Directive ->
Return only the number of lines holding the word "image".

Recorded information ->
= = = = = = =

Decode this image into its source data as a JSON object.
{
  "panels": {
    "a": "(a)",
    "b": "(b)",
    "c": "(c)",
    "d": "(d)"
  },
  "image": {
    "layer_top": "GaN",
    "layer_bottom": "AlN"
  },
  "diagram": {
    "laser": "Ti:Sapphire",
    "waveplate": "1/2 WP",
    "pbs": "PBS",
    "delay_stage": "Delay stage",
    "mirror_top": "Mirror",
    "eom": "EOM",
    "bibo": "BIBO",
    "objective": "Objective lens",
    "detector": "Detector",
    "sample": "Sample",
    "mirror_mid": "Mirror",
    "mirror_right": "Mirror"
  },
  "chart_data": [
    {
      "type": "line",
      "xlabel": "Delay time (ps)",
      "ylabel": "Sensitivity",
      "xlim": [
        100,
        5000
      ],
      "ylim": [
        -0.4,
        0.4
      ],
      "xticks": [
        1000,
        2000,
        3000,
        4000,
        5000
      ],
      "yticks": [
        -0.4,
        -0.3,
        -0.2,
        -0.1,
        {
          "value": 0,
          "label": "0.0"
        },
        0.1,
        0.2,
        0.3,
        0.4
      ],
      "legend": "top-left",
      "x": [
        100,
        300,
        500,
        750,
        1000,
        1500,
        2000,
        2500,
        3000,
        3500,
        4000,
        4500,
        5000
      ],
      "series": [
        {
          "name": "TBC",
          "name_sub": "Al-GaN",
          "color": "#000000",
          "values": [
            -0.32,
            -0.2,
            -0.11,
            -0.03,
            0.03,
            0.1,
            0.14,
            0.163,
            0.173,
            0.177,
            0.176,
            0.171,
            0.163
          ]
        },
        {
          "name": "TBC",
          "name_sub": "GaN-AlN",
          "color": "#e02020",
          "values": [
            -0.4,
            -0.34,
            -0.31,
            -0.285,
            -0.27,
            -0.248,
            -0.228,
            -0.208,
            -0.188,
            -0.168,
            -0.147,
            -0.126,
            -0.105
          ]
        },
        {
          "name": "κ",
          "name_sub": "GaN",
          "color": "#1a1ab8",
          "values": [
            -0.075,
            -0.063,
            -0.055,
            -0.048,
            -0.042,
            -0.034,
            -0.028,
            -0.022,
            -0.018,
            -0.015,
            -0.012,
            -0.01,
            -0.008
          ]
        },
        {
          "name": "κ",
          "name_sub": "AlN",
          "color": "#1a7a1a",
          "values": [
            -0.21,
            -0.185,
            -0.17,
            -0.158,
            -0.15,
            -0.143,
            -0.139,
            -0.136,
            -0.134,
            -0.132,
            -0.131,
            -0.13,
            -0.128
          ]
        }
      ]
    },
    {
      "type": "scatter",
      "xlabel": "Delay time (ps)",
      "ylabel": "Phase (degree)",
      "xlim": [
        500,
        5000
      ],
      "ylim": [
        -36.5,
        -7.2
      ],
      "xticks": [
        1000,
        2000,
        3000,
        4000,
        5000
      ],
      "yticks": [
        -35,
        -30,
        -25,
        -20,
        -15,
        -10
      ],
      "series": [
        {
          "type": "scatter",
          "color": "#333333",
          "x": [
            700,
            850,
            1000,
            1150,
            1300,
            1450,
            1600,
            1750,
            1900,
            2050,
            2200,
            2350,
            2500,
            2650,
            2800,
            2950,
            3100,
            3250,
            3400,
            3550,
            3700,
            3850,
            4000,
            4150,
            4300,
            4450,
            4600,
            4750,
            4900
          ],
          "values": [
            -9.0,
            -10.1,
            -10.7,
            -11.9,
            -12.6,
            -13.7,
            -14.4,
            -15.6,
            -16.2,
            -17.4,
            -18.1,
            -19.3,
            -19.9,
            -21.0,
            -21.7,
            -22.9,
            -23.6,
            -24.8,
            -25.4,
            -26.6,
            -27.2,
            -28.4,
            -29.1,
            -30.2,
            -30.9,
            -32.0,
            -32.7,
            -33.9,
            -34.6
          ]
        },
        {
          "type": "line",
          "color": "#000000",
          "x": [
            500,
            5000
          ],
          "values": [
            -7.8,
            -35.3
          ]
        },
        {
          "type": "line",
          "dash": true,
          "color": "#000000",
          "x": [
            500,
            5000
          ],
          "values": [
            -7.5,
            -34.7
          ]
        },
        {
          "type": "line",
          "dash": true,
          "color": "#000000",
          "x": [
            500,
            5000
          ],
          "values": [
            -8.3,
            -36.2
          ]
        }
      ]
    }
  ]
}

= = = = = = =

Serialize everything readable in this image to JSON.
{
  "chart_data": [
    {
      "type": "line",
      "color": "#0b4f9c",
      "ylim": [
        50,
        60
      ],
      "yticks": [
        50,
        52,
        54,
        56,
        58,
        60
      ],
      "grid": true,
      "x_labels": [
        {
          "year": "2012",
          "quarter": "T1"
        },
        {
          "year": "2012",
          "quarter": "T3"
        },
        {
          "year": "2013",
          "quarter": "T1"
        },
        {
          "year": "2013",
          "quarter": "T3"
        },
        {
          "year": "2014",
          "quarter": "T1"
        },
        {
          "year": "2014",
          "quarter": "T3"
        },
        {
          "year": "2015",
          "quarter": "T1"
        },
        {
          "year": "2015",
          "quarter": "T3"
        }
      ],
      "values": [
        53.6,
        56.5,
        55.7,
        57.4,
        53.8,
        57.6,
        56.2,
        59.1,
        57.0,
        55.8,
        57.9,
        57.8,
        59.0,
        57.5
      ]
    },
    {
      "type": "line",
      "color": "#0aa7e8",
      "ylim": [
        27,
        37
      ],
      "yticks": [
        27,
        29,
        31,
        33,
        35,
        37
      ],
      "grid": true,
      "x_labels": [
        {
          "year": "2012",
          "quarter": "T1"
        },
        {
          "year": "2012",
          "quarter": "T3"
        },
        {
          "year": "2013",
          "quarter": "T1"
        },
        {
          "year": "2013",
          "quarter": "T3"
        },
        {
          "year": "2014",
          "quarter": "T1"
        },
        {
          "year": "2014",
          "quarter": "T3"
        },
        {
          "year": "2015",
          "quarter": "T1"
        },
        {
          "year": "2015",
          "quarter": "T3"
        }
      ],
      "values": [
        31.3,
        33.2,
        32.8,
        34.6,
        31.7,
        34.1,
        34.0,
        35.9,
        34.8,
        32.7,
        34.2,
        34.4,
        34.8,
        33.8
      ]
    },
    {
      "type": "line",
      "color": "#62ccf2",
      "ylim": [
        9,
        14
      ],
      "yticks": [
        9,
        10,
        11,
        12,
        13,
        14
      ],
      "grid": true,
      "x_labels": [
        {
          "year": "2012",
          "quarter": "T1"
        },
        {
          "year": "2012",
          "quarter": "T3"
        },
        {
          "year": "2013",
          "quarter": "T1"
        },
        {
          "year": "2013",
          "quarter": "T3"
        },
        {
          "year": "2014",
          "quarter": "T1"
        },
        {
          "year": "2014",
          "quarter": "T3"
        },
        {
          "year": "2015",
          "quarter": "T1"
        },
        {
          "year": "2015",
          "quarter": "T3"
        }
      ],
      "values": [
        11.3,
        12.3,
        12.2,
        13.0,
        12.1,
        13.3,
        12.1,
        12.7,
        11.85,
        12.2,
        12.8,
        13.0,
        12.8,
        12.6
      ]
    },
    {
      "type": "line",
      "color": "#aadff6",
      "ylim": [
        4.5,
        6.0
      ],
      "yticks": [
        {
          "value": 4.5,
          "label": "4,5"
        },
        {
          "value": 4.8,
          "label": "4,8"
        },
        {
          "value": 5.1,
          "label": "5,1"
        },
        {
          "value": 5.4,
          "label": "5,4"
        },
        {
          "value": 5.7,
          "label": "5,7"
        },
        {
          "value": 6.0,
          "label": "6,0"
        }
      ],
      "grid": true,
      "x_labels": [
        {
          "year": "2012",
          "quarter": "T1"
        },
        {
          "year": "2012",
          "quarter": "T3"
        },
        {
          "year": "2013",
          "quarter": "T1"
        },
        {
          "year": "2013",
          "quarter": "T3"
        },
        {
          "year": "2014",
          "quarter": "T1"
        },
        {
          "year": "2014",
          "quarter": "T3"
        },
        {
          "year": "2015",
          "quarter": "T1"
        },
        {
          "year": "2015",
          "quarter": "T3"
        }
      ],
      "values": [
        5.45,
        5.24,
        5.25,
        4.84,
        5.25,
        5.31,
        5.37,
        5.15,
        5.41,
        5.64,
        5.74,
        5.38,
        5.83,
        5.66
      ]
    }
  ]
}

= = = = = = =

Worked answer ->
3